## Request
Copy every line of the data below verbatim, changing nothing.

========

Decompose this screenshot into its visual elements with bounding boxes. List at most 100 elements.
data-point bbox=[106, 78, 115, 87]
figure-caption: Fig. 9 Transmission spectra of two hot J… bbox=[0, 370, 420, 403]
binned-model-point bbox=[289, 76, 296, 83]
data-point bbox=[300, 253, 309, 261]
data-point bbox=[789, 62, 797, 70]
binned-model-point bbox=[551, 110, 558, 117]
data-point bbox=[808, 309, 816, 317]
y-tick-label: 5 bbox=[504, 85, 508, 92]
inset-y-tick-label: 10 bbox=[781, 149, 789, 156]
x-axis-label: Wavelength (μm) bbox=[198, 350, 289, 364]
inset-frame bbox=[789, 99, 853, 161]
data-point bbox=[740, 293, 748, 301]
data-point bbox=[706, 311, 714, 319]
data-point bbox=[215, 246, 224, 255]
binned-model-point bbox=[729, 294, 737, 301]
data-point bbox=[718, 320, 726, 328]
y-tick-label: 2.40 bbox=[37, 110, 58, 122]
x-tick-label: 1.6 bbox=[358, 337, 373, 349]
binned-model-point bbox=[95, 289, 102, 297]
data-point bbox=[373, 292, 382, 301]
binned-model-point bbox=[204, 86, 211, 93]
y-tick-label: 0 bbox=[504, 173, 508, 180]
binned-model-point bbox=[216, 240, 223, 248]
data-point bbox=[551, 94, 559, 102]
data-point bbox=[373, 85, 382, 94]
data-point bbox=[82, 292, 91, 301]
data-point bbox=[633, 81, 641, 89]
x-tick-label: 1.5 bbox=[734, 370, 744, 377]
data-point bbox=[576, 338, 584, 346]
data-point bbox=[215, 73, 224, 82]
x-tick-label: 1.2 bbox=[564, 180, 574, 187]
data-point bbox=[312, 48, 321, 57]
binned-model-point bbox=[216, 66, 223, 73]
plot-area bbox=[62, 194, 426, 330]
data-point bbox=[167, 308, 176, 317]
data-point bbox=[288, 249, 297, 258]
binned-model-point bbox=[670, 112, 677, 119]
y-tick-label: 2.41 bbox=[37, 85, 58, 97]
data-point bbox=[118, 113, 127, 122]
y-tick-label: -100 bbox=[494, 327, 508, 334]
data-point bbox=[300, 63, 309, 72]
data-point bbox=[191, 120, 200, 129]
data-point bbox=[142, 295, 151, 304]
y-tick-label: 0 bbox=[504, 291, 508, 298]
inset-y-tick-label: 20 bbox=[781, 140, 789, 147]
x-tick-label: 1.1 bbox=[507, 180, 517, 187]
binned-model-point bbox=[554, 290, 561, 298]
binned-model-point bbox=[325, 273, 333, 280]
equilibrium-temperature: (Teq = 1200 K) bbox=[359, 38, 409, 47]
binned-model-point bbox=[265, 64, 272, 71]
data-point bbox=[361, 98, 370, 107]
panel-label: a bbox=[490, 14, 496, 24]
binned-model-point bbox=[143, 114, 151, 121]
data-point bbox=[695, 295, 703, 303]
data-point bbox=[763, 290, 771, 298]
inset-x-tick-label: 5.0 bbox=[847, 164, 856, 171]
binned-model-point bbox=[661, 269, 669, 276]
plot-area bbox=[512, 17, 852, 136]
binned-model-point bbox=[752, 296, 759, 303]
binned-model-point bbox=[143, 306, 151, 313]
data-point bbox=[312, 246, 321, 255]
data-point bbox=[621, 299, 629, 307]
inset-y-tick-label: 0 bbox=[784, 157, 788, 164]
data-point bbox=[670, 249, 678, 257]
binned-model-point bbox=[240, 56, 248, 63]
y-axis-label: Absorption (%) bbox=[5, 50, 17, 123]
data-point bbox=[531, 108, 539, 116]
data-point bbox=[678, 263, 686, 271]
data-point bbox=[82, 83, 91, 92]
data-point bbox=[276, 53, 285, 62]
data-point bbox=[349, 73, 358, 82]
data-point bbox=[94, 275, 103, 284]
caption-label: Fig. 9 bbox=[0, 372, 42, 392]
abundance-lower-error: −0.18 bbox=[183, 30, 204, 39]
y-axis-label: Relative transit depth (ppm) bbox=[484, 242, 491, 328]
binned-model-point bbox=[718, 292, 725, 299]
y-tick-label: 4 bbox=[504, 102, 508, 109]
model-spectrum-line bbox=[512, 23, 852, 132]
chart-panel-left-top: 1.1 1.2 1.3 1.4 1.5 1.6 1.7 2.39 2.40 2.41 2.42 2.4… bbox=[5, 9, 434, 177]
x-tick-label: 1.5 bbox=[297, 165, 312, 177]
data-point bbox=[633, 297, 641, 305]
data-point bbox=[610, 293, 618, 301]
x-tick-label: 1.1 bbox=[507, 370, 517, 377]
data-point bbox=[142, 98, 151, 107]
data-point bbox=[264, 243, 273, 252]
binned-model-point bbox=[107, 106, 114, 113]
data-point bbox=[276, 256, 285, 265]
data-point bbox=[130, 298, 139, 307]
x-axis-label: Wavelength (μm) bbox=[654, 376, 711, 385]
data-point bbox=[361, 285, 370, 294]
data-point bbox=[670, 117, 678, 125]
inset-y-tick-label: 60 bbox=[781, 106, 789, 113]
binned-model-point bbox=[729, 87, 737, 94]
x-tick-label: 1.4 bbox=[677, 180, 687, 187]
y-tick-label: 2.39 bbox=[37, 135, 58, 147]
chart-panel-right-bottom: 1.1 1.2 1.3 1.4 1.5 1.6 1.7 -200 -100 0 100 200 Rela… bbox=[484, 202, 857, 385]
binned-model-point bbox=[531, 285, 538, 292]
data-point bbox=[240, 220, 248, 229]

========

## Response to this exercise
Decompose this screenshot into its visual elements with bounding boxes. List at most 100 elements.
data-point bbox=[106, 78, 115, 87]
figure-caption: Fig. 9 Transmission spectra of two hot J… bbox=[0, 370, 420, 403]
binned-model-point bbox=[289, 76, 296, 83]
data-point bbox=[300, 253, 309, 261]
data-point bbox=[789, 62, 797, 70]
binned-model-point bbox=[551, 110, 558, 117]
data-point bbox=[808, 309, 816, 317]
y-tick-label: 5 bbox=[504, 85, 508, 92]
inset-y-tick-label: 10 bbox=[781, 149, 789, 156]
x-axis-label: Wavelength (μm) bbox=[198, 350, 289, 364]
inset-frame bbox=[789, 99, 853, 161]
data-point bbox=[740, 293, 748, 301]
data-point bbox=[706, 311, 714, 319]
data-point bbox=[215, 246, 224, 255]
binned-model-point bbox=[729, 294, 737, 301]
data-point bbox=[718, 320, 726, 328]
y-tick-label: 2.40 bbox=[37, 110, 58, 122]
x-tick-label: 1.6 bbox=[358, 337, 373, 349]
binned-model-point bbox=[95, 289, 102, 297]
data-point bbox=[373, 292, 382, 301]
binned-model-point bbox=[204, 86, 211, 93]
y-tick-label: 0 bbox=[504, 173, 508, 180]
binned-model-point bbox=[216, 240, 223, 248]
data-point bbox=[551, 94, 559, 102]
data-point bbox=[373, 85, 382, 94]
data-point bbox=[82, 292, 91, 301]
data-point bbox=[633, 81, 641, 89]
x-tick-label: 1.5 bbox=[734, 370, 744, 377]
data-point bbox=[576, 338, 584, 346]
data-point bbox=[215, 73, 224, 82]
x-tick-label: 1.2 bbox=[564, 180, 574, 187]
data-point bbox=[312, 48, 321, 57]
binned-model-point bbox=[216, 66, 223, 73]
plot-area bbox=[62, 194, 426, 330]
data-point bbox=[167, 308, 176, 317]
data-point bbox=[288, 249, 297, 258]
binned-model-point bbox=[670, 112, 677, 119]
y-tick-label: 2.41 bbox=[37, 85, 58, 97]
data-point bbox=[118, 113, 127, 122]
y-tick-label: -100 bbox=[494, 327, 508, 334]
data-point bbox=[300, 63, 309, 72]
data-point bbox=[191, 120, 200, 129]
data-point bbox=[142, 295, 151, 304]
y-tick-label: 0 bbox=[504, 291, 508, 298]
inset-y-tick-label: 20 bbox=[781, 140, 789, 147]
x-tick-label: 1.1 bbox=[507, 180, 517, 187]
binned-model-point bbox=[554, 290, 561, 298]
binned-model-point bbox=[325, 273, 333, 280]
equilibrium-temperature: (Teq = 1200 K) bbox=[359, 38, 409, 47]
binned-model-point bbox=[265, 64, 272, 71]
data-point bbox=[361, 98, 370, 107]
panel-label: a bbox=[490, 14, 496, 24]
binned-model-point bbox=[143, 114, 151, 121]
data-point bbox=[695, 295, 703, 303]
data-point bbox=[763, 290, 771, 298]
inset-x-tick-label: 5.0 bbox=[847, 164, 856, 171]
binned-model-point bbox=[661, 269, 669, 276]
plot-area bbox=[512, 17, 852, 136]
binned-model-point bbox=[752, 296, 759, 303]
binned-model-point bbox=[143, 306, 151, 313]
data-point bbox=[312, 246, 321, 255]
data-point bbox=[621, 299, 629, 307]
inset-y-tick-label: 0 bbox=[784, 157, 788, 164]
data-point bbox=[670, 249, 678, 257]
binned-model-point bbox=[240, 56, 248, 63]
y-axis-label: Absorption (%) bbox=[5, 50, 17, 123]
data-point bbox=[531, 108, 539, 116]
data-point bbox=[678, 263, 686, 271]
data-point bbox=[82, 83, 91, 92]
data-point bbox=[276, 53, 285, 62]
data-point bbox=[349, 73, 358, 82]
data-point bbox=[94, 275, 103, 284]
caption-label: Fig. 9 bbox=[0, 372, 42, 392]
abundance-lower-error: −0.18 bbox=[183, 30, 204, 39]
y-axis-label: Relative transit depth (ppm) bbox=[484, 242, 491, 328]
binned-model-point bbox=[718, 292, 725, 299]
y-tick-label: 4 bbox=[504, 102, 508, 109]
model-spectrum-line bbox=[512, 23, 852, 132]
chart-panel-left-top: 1.1 1.2 1.3 1.4 1.5 1.6 1.7 2.39 2.40 2.41 2.42 2.4… bbox=[5, 9, 434, 177]
x-tick-label: 1.5 bbox=[297, 165, 312, 177]
data-point bbox=[633, 297, 641, 305]
data-point bbox=[610, 293, 618, 301]
x-tick-label: 1.1 bbox=[507, 370, 517, 377]
data-point bbox=[142, 98, 151, 107]
data-point bbox=[264, 243, 273, 252]
binned-model-point bbox=[107, 106, 114, 113]
data-point bbox=[276, 256, 285, 265]
data-point bbox=[130, 298, 139, 307]
x-axis-label: Wavelength (μm) bbox=[654, 376, 711, 385]
data-point bbox=[361, 285, 370, 294]
data-point bbox=[670, 117, 678, 125]
inset-y-tick-label: 60 bbox=[781, 106, 789, 113]
binned-model-point bbox=[729, 87, 737, 94]
x-tick-label: 1.4 bbox=[677, 180, 687, 187]
y-tick-label: 2.39 bbox=[37, 135, 58, 147]
chart-panel-right-bottom: 1.1 1.2 1.3 1.4 1.5 1.6 1.7 -200 -100 0 100 200 Rela… bbox=[484, 202, 857, 385]
binned-model-point bbox=[531, 285, 538, 292]
data-point bbox=[240, 220, 248, 229]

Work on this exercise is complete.